### Recorded data:
*****

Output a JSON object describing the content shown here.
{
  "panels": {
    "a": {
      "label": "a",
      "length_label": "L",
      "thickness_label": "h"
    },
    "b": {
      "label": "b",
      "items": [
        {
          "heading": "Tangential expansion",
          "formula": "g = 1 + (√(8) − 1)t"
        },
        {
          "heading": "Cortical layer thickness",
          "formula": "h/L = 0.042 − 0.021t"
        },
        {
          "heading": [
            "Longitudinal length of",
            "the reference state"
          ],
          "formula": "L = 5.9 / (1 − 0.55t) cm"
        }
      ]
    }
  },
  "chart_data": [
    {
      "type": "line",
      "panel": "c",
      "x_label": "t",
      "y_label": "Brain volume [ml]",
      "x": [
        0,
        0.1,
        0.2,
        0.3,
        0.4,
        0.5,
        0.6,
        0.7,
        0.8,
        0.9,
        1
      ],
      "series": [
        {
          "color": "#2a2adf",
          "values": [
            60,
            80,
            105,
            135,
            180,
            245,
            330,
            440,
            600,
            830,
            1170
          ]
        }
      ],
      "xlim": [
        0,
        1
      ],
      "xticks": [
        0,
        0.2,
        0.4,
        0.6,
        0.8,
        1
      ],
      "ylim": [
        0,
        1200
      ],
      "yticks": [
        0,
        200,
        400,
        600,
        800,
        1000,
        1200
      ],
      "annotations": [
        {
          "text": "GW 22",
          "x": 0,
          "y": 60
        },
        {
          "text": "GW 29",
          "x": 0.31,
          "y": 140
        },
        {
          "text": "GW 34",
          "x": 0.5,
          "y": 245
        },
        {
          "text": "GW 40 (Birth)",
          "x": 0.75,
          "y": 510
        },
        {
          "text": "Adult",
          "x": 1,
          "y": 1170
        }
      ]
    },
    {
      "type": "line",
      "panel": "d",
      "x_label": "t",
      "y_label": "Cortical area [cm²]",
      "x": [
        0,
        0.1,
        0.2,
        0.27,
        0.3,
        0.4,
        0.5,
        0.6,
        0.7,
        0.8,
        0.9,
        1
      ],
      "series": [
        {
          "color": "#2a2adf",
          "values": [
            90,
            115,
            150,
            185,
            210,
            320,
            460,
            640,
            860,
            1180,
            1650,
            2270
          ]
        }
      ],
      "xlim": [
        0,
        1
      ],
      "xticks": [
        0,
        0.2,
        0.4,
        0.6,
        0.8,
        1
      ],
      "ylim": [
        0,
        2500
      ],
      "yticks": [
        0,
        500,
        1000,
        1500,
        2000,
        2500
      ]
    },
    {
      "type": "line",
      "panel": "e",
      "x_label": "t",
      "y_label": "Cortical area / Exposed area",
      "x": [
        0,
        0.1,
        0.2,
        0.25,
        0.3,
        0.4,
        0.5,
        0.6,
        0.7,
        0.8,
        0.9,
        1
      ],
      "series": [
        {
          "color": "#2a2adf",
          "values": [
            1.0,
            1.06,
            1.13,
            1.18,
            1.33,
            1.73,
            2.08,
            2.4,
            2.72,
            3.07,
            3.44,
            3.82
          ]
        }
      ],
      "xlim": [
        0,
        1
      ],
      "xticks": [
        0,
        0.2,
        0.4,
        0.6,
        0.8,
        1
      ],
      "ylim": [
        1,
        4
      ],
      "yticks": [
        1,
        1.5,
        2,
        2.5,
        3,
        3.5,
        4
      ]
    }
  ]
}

*****

### The task:
Quote all the records exactly, please, leaving none out.

### Task result:
Output a JSON object describing the content shown here.
{
  "panels": {
    "a": {
      "label": "a",
      "length_label": "L",
      "thickness_label": "h"
    },
    "b": {
      "label": "b",
      "items": [
        {
          "heading": "Tangential expansion",
          "formula": "g = 1 + (√(8) − 1)t"
        },
        {
          "heading": "Cortical layer thickness",
          "formula": "h/L = 0.042 − 0.021t"
        },
        {
          "heading": [
            "Longitudinal length of",
            "the reference state"
          ],
          "formula": "L = 5.9 / (1 − 0.55t) cm"
        }
      ]
    }
  },
  "chart_data": [
    {
      "type": "line",
      "panel": "c",
      "x_label": "t",
      "y_label": "Brain volume [ml]",
      "x": [
        0,
        0.1,
        0.2,
        0.3,
        0.4,
        0.5,
        0.6,
        0.7,
        0.8,
        0.9,
        1
      ],
      "series": [
        {
          "color": "#2a2adf",
          "values": [
            60,
            80,
            105,
            135,
            180,
            245,
            330,
            440,
            600,
            830,
            1170
          ]
        }
      ],
      "xlim": [
        0,
        1
      ],
      "xticks": [
        0,
        0.2,
        0.4,
        0.6,
        0.8,
        1
      ],
      "ylim": [
        0,
        1200
      ],
      "yticks": [
        0,
        200,
        400,
        600,
        800,
        1000,
        1200
      ],
      "annotations": [
        {
          "text": "GW 22",
          "x": 0,
          "y": 60
        },
        {
          "text": "GW 29",
          "x": 0.31,
          "y": 140
        },
        {
          "text": "GW 34",
          "x": 0.5,
          "y": 245
        },
        {
          "text": "GW 40 (Birth)",
          "x": 0.75,
          "y": 510
        },
        {
          "text": "Adult",
          "x": 1,
          "y": 1170
        }
      ]
    },
    {
      "type": "line",
      "panel": "d",
      "x_label": "t",
      "y_label": "Cortical area [cm²]",
      "x": [
        0,
        0.1,
        0.2,
        0.27,
        0.3,
        0.4,
        0.5,
        0.6,
        0.7,
        0.8,
        0.9,
        1
      ],
      "series": [
        {
          "color": "#2a2adf",
          "values": [
            90,
            115,
            150,
            185,
            210,
            320,
            460,
            640,
            860,
            1180,
            1650,
            2270
          ]
        }
      ],
      "xlim": [
        0,
        1
      ],
      "xticks": [
        0,
        0.2,
        0.4,
        0.6,
        0.8,
        1
      ],
      "ylim": [
        0,
        2500
      ],
      "yticks": [
        0,
        500,
        1000,
        1500,
        2000,
        2500
      ]
    },
    {
      "type": "line",
      "panel": "e",
      "x_label": "t",
      "y_label": "Cortical area / Exposed area",
      "x": [
        0,
        0.1,
        0.2,
        0.25,
        0.3,
        0.4,
        0.5,
        0.6,
        0.7,
        0.8,
        0.9,
        1
      ],
      "series": [
        {
          "color": "#2a2adf",
          "values": [
            1.0,
            1.06,
            1.13,
            1.18,
            1.33,
            1.73,
            2.08,
            2.4,
            2.72,
            3.07,
            3.44,
            3.82
          ]
        }
      ],
      "xlim": [
        0,
        1
      ],
      "xticks": [
        0,
        0.2,
        0.4,
        0.6,
        0.8,
        1
      ],
      "ylim": [
        1,
        4
      ],
      "yticks": [
        1,
        1.5,
        2,
        2.5,
        3,
        3.5,
        4
      ]
    }
  ]
}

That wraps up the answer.